+++ Task material +++

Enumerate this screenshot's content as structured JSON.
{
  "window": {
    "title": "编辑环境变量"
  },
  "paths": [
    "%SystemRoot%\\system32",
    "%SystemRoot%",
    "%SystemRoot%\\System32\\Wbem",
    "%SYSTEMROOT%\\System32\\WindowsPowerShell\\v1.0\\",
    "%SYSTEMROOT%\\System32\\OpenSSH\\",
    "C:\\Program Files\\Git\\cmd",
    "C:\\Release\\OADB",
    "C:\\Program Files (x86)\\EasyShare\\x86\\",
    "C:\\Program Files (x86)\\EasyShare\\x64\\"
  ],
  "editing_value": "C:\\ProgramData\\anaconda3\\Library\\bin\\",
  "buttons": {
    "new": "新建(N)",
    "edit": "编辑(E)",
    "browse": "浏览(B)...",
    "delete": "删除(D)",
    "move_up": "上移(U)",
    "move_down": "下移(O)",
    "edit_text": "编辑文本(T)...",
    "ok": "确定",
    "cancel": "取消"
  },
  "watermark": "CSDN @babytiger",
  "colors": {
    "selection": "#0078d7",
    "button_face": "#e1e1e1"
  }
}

+++

▶ **The request**
Output the entries exactly.

▶ **Full answer**
Enumerate this screenshot's content as structured JSON.
{
  "window": {
    "title": "编辑环境变量"
  },
  "paths": [
    "%SystemRoot%\\system32",
    "%SystemRoot%",
    "%SystemRoot%\\System32\\Wbem",
    "%SYSTEMROOT%\\System32\\WindowsPowerShell\\v1.0\\",
    "%SYSTEMROOT%\\System32\\OpenSSH\\",
    "C:\\Program Files\\Git\\cmd",
    "C:\\Release\\OADB",
    "C:\\Program Files (x86)\\EasyShare\\x86\\",
    "C:\\Program Files (x86)\\EasyShare\\x64\\"
  ],
  "editing_value": "C:\\ProgramData\\anaconda3\\Library\\bin\\",
  "buttons": {
    "new": "新建(N)",
    "edit": "编辑(E)",
    "browse": "浏览(B)...",
    "delete": "删除(D)",
    "move_up": "上移(U)",
    "move_down": "下移(O)",
    "edit_text": "编辑文本(T)...",
    "ok": "确定",
    "cancel": "取消"
  },
  "watermark": "CSDN @babytiger",
  "colors": {
    "selection": "#0078d7",
    "button_face": "#e1e1e1"
  }
}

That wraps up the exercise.